● **CHALLENGE**
Write out the data again exactly, skipping every picture.

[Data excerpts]
▬▬▬
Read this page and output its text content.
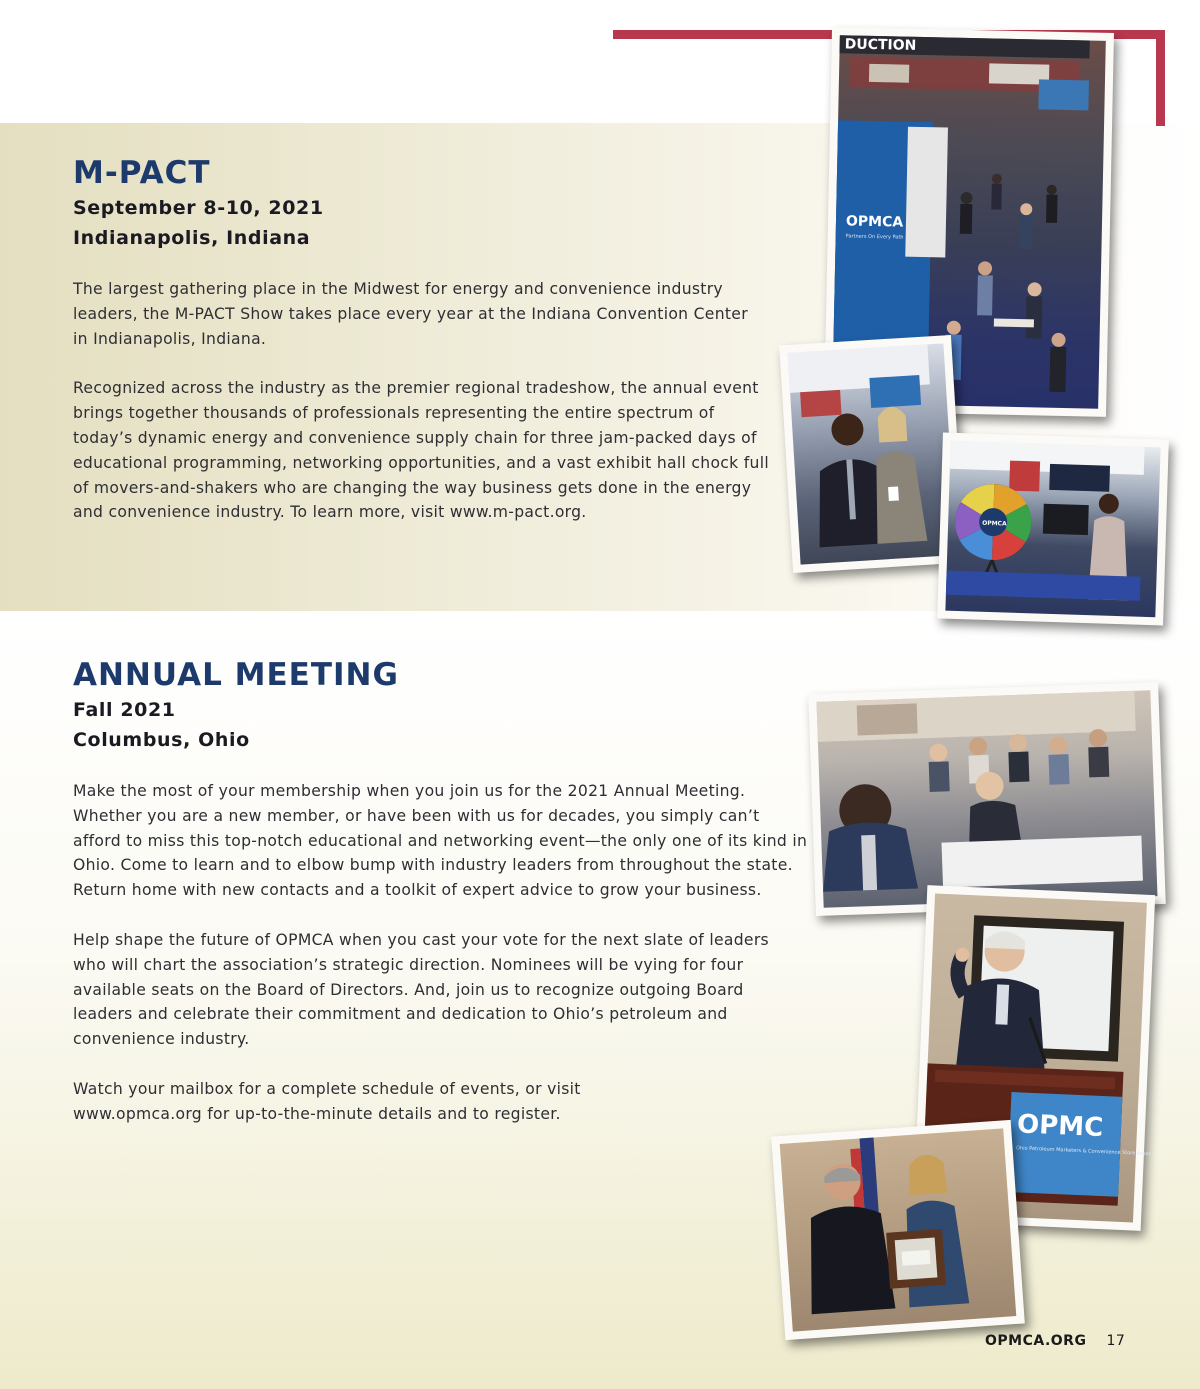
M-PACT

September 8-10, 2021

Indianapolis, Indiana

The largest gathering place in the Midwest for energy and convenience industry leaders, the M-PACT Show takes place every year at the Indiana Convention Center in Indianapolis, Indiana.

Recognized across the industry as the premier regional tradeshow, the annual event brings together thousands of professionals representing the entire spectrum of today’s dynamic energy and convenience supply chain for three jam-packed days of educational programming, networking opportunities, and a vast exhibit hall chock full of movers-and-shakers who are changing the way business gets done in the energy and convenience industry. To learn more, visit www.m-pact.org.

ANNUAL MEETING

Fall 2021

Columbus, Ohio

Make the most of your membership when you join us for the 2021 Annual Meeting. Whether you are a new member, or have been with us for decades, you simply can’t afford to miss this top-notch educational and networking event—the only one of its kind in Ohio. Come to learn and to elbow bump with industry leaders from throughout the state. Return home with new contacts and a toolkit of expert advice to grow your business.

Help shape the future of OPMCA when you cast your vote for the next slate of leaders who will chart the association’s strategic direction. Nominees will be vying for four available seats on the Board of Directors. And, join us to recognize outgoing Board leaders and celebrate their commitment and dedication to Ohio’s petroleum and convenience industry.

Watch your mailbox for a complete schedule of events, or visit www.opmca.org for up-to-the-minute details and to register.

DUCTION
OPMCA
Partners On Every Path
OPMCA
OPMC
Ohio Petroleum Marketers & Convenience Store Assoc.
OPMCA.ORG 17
▬▬▬
● **SOLVED PROBLEM**
Read this page and output its text content.
M-PACT

September 8-10, 2021

Indianapolis, Indiana

The largest gathering place in the Midwest for energy and convenience industry leaders, the M-PACT Show takes place every year at the Indiana Convention Center in Indianapolis, Indiana.

Recognized across the industry as the premier regional tradeshow, the annual event brings together thousands of professionals representing the entire spectrum of today’s dynamic energy and convenience supply chain for three jam-packed days of educational programming, networking opportunities, and a vast exhibit hall chock full of movers-and-shakers who are changing the way business gets done in the energy and convenience industry. To learn more, visit www.m-pact.org.

ANNUAL MEETING

Fall 2021

Columbus, Ohio

Make the most of your membership when you join us for the 2021 Annual Meeting. Whether you are a new member, or have been with us for decades, you simply can’t afford to miss this top-notch educational and networking event—the only one of its kind in Ohio. Come to learn and to elbow bump with industry leaders from throughout the state. Return home with new contacts and a toolkit of expert advice to grow your business.

Help shape the future of OPMCA when you cast your vote for the next slate of leaders who will chart the association’s strategic direction. Nominees will be vying for four available seats on the Board of Directors. And, join us to recognize outgoing Board leaders and celebrate their commitment and dedication to Ohio’s petroleum and convenience industry.

Watch your mailbox for a complete schedule of events, or visit www.opmca.org for up-to-the-minute details and to register.

DUCTION
OPMCA
Partners On Every Path
OPMCA
OPMC
Ohio Petroleum Marketers & Convenience Store Assoc.
OPMCA.ORG 17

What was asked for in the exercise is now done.